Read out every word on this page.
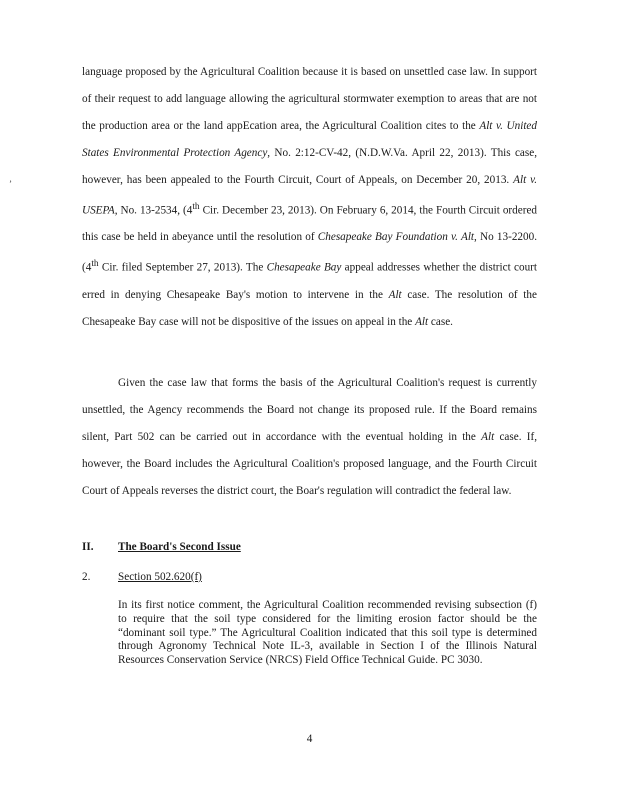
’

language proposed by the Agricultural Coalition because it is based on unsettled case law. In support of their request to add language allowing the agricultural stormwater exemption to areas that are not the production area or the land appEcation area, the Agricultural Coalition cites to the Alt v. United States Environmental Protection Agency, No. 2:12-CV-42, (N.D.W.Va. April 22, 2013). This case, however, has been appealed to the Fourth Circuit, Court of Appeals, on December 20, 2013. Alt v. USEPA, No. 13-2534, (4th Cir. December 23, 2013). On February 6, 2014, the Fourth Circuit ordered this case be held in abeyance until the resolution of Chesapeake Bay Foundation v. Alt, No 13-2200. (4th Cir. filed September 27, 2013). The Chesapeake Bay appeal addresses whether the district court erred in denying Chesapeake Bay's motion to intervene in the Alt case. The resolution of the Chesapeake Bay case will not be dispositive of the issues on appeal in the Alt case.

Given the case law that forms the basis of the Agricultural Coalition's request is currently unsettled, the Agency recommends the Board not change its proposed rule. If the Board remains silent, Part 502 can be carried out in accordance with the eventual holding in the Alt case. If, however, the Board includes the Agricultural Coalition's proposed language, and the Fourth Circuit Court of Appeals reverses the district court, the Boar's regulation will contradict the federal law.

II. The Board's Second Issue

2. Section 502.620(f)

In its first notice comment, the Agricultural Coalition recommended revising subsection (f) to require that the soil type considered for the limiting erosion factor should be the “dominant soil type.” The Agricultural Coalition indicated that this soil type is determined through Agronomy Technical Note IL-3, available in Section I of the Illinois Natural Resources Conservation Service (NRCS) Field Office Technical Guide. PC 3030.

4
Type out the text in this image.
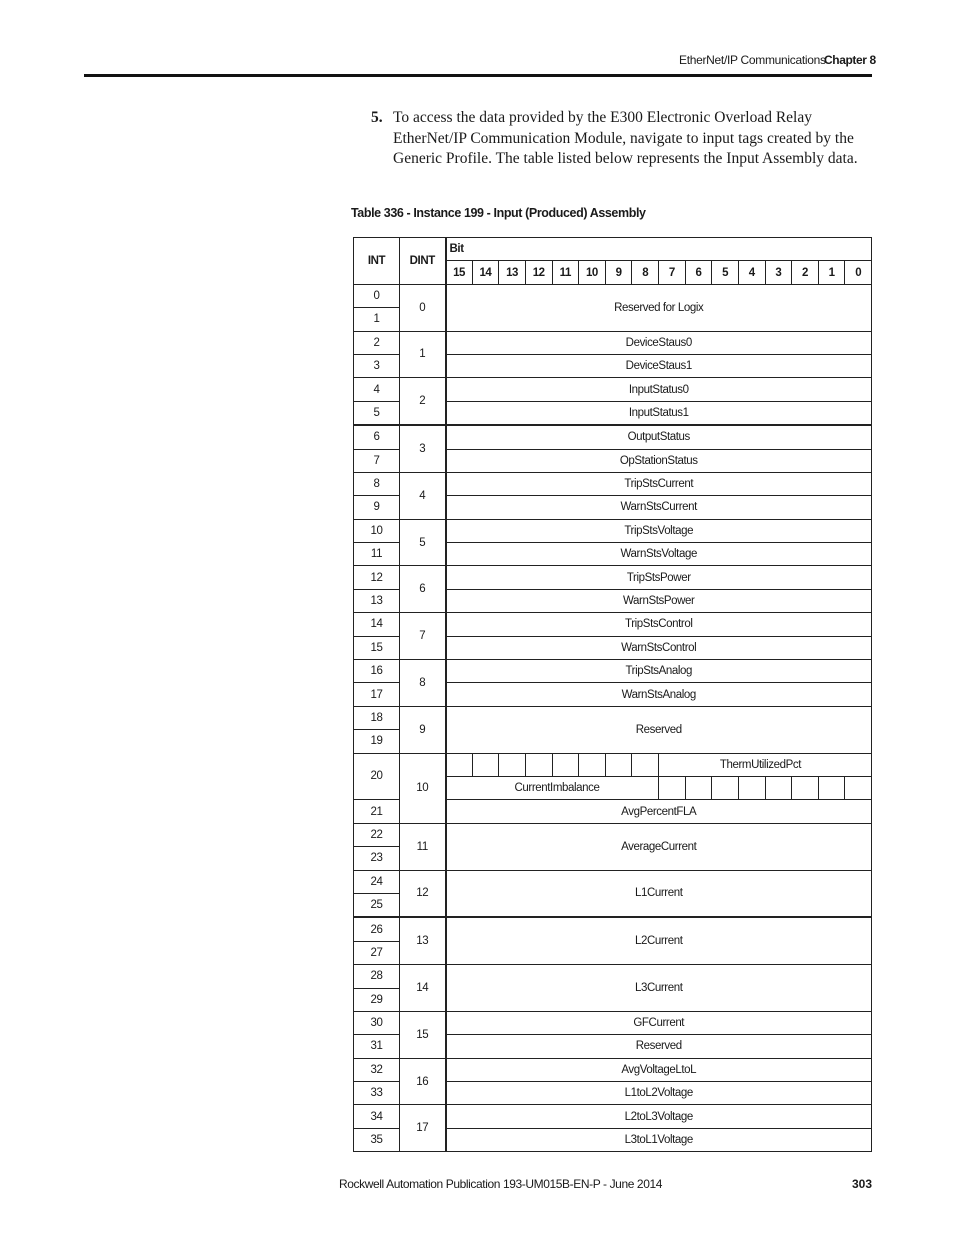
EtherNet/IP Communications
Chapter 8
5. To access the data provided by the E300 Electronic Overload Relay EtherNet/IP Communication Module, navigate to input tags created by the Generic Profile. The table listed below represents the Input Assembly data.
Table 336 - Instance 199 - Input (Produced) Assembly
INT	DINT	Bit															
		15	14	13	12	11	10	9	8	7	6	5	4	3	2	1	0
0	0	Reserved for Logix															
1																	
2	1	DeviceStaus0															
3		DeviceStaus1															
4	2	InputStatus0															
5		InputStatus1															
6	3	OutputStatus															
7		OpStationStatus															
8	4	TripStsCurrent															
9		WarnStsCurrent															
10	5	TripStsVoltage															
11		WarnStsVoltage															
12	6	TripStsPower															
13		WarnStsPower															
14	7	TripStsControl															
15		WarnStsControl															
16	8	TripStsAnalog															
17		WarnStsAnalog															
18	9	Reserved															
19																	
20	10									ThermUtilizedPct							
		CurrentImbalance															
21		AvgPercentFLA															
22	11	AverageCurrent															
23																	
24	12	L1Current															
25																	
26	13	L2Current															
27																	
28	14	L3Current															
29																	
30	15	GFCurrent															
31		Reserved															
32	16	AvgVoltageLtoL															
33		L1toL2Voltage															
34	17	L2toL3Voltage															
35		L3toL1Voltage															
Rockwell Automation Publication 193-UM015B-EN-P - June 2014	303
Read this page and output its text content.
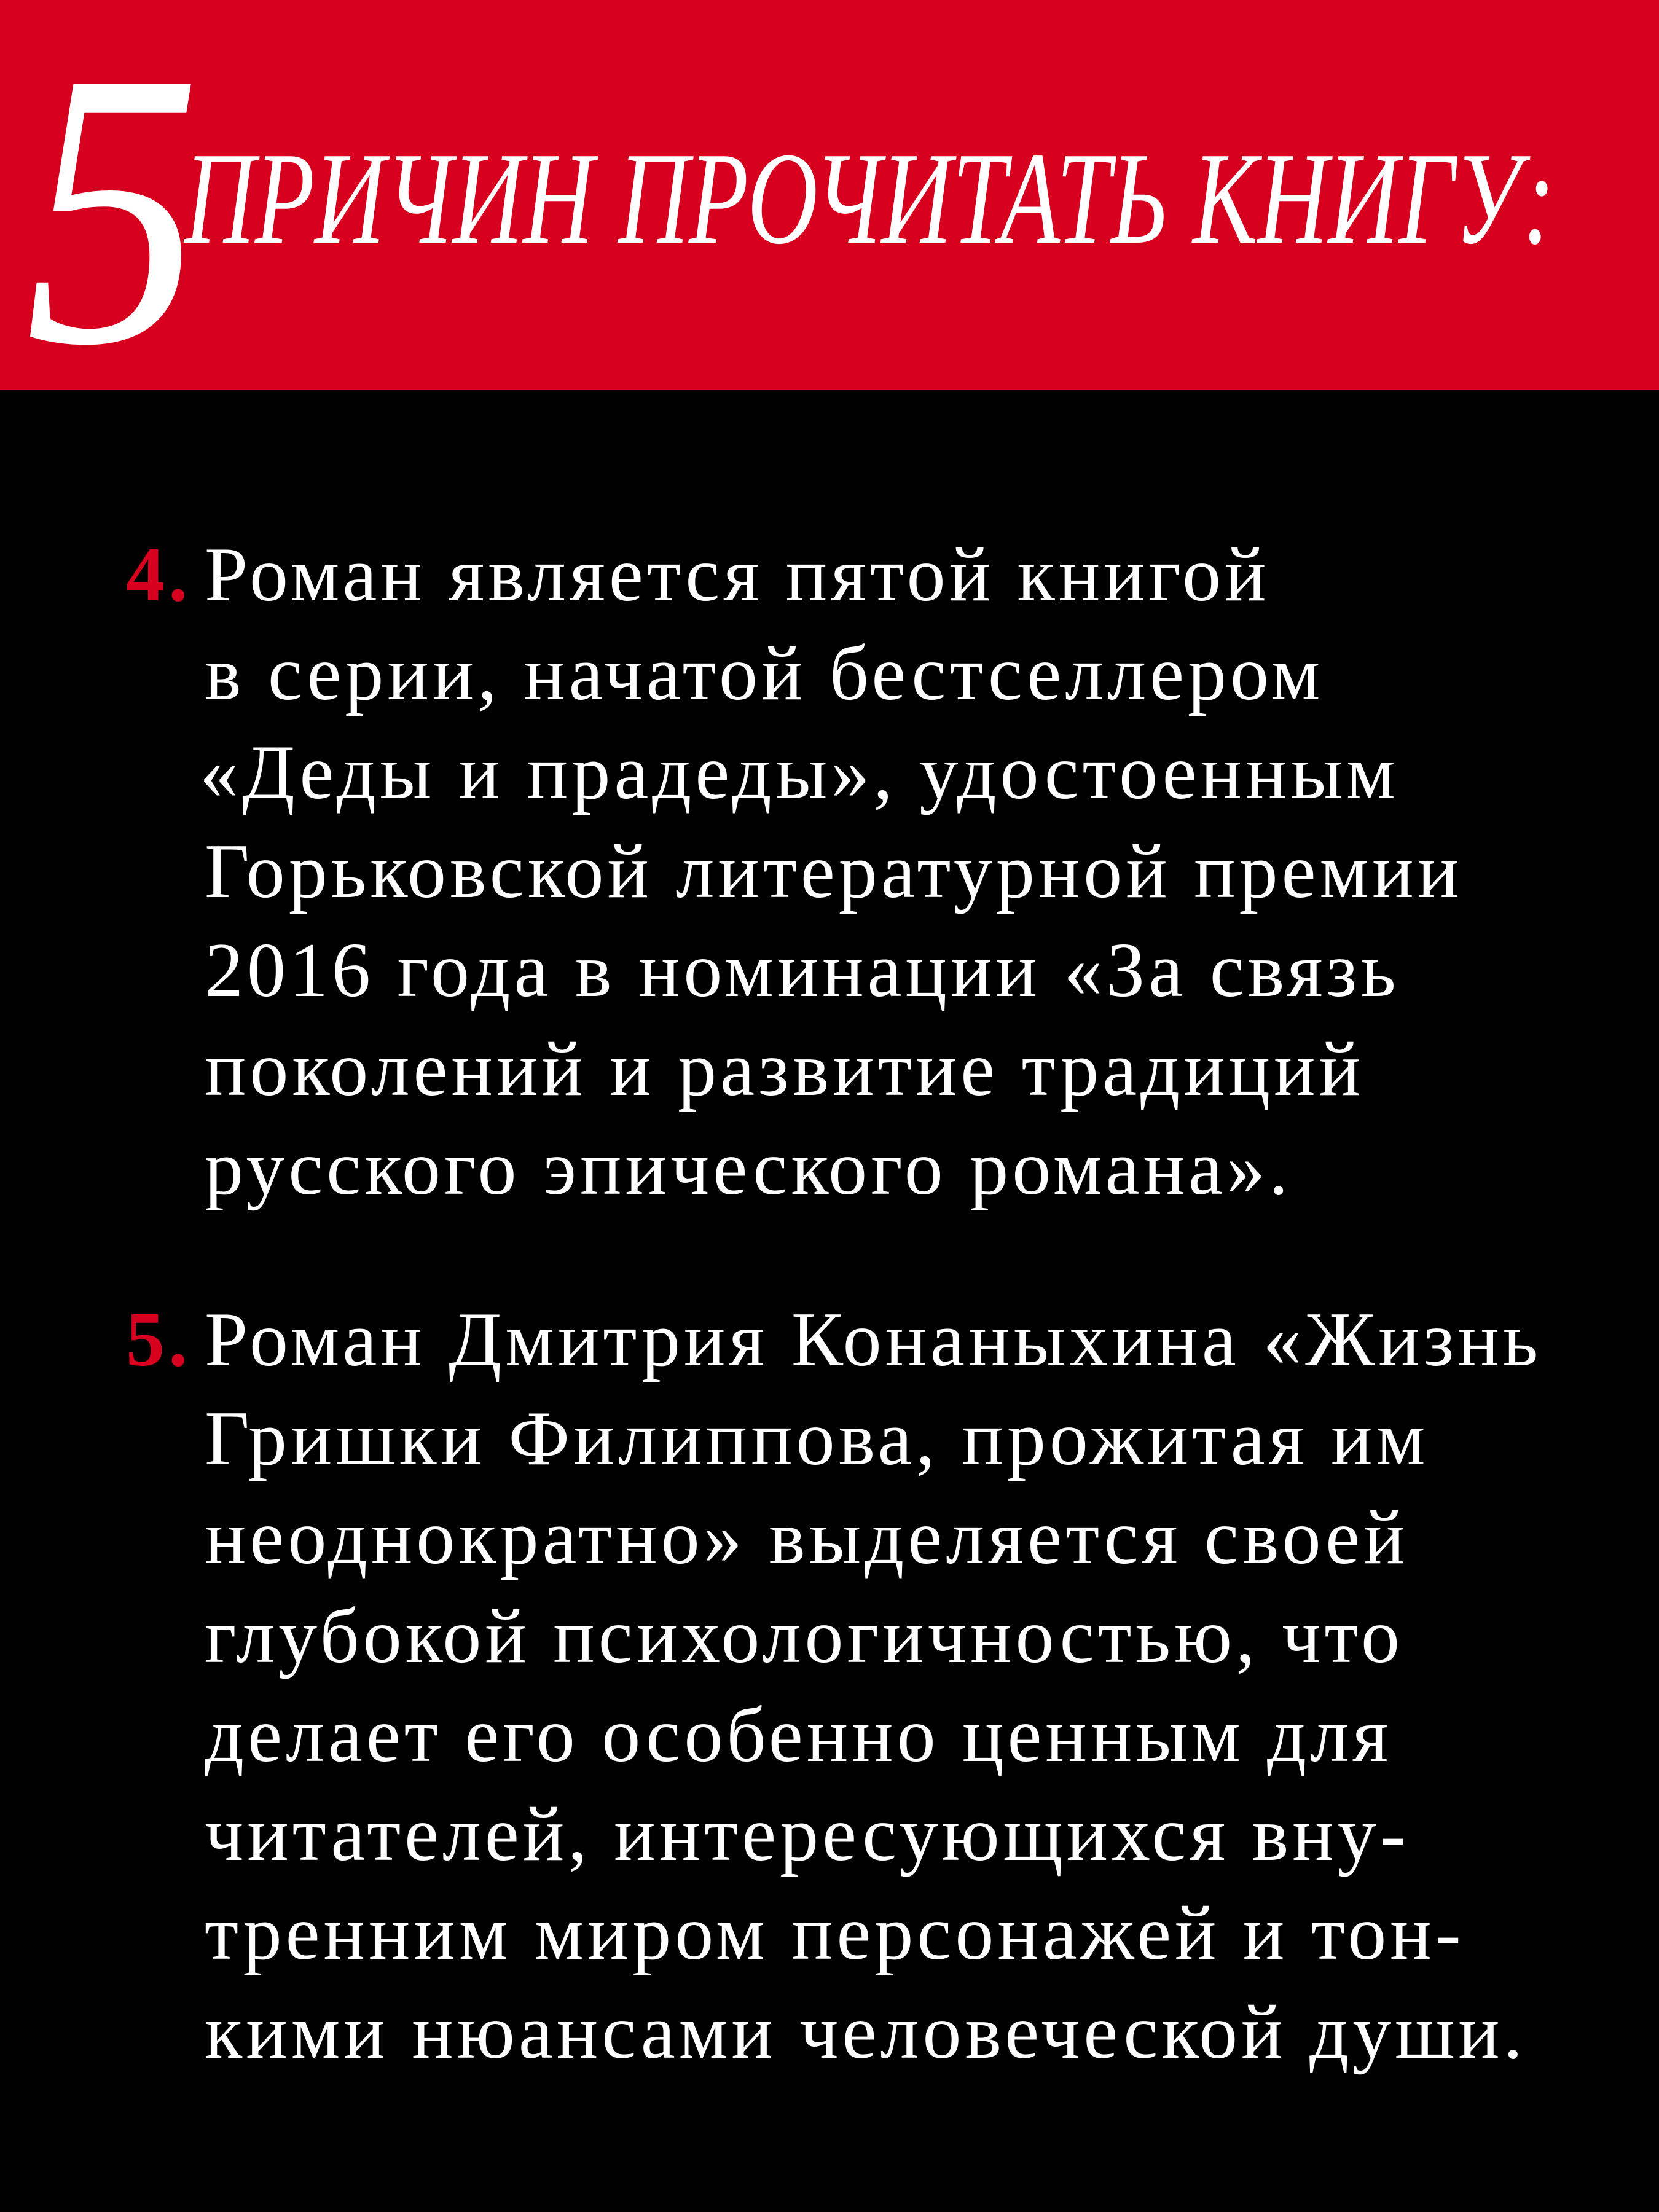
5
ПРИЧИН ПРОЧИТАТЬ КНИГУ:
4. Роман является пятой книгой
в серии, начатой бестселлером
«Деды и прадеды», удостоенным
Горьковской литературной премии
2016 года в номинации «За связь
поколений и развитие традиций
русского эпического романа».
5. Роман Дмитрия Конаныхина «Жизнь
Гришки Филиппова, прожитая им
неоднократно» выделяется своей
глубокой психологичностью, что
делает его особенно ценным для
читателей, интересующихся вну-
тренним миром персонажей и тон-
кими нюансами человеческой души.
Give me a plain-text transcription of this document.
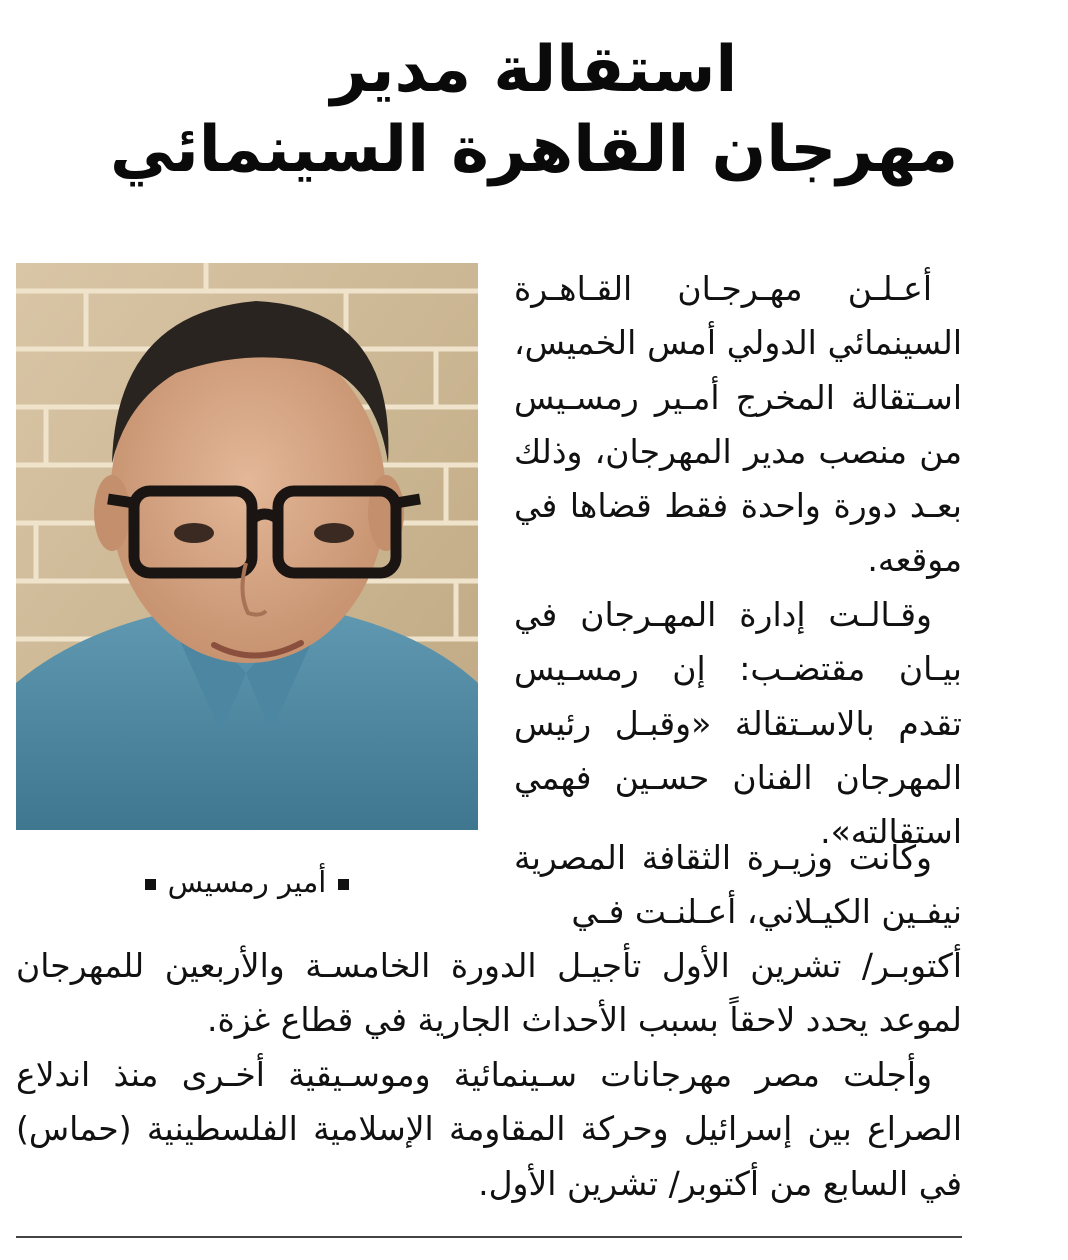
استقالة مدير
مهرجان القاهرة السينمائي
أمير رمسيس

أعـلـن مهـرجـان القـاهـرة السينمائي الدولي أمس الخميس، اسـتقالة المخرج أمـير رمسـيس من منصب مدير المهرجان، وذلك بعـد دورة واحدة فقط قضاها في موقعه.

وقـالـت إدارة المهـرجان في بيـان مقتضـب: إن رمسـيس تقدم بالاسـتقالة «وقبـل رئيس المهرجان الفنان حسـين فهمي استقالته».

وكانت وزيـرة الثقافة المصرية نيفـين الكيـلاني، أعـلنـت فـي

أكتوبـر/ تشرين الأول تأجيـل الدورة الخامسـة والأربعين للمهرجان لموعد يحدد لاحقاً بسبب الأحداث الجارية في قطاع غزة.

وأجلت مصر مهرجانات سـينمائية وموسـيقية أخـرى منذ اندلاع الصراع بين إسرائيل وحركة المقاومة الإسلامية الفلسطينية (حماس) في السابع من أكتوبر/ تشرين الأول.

------------------------

Work to do
Search the records for the word "page" and copy every line where it occurs.

Response to the exercise
Read out every word on this page.
Read this page and output its text content.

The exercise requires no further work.